Record excerpts:
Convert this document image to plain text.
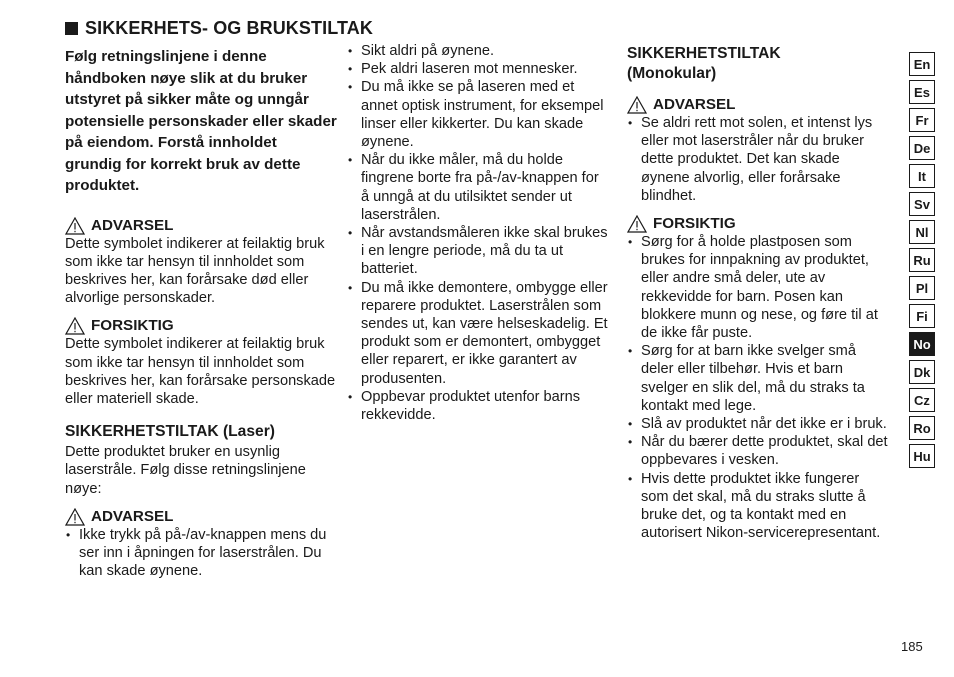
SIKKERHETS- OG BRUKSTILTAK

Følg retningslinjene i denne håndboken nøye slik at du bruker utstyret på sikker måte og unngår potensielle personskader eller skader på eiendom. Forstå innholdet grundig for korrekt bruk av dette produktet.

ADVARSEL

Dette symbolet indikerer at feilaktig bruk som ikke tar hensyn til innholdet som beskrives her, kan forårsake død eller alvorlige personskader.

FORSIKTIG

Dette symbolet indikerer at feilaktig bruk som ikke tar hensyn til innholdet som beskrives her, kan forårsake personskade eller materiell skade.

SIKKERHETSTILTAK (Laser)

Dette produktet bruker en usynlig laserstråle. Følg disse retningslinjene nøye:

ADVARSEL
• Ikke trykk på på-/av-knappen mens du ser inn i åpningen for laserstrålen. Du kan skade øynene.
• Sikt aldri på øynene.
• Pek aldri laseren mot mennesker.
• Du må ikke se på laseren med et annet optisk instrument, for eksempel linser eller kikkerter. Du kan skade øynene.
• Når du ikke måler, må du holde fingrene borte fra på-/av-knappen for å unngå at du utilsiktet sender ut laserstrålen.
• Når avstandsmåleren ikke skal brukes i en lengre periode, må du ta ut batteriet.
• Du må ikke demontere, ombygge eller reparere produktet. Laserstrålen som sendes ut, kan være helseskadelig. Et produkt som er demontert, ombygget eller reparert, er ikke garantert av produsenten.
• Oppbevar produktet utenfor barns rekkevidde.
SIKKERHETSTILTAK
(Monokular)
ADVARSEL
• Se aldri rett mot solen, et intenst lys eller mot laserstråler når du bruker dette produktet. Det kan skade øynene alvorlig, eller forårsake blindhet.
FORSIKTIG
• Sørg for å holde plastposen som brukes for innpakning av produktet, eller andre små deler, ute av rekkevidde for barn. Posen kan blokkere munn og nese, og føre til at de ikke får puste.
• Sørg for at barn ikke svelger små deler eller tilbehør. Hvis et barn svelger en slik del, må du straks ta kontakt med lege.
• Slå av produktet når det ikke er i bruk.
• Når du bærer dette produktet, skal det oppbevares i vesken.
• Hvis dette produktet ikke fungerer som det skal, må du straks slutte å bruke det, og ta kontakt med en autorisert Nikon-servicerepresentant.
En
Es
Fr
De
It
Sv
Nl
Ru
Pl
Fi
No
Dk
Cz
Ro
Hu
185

What is expected: Gather each line of the listing containing the word "Hvis" and show it.

The answer:
• Sørg for at barn ikke svelger små deler eller tilbehør. Hvis et barn svelger en slik del, må du straks ta kontakt med lege.
• Hvis dette produktet ikke fungerer som det skal, må du straks slutte å bruke det, og ta kontakt med en autorisert Nikon-servicerepresentant.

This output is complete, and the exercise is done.